--- Material provided ---

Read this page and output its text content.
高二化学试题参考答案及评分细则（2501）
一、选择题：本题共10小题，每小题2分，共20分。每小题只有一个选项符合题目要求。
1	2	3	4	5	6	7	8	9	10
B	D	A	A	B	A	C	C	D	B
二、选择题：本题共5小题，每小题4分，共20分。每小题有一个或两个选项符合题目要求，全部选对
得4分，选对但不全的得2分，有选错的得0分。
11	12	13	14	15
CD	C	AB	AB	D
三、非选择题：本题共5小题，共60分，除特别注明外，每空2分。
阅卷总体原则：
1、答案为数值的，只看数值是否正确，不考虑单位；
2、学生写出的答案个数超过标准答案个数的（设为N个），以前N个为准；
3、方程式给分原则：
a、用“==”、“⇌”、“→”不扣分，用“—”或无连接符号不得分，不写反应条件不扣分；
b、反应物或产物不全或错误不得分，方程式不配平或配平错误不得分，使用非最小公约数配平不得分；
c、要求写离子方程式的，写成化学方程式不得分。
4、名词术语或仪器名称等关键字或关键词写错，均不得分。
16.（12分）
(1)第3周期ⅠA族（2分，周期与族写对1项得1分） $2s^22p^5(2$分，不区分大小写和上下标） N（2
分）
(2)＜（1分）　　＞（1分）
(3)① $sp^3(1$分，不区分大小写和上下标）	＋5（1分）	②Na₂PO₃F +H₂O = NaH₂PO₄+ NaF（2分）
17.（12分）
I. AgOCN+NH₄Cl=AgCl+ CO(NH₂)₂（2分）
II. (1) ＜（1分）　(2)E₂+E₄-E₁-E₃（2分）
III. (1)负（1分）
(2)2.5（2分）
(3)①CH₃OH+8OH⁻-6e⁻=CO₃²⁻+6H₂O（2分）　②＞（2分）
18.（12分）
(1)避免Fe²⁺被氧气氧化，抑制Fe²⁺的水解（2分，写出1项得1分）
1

---

## [Work to do]
Copy, from the material above, each line in which the string "不区分大小写和上下标" occurs.

## [Reply to the task]
(1)第3周期ⅠA族（2分，周期与族写对1项得1分） $2s^22p^5(2$分，不区分大小写和上下标） N（2
(3)① $sp^3(1$分，不区分大小写和上下标）	＋5（1分）	②Na₂PO₃F +H₂O = NaH₂PO₄+ NaF（2分）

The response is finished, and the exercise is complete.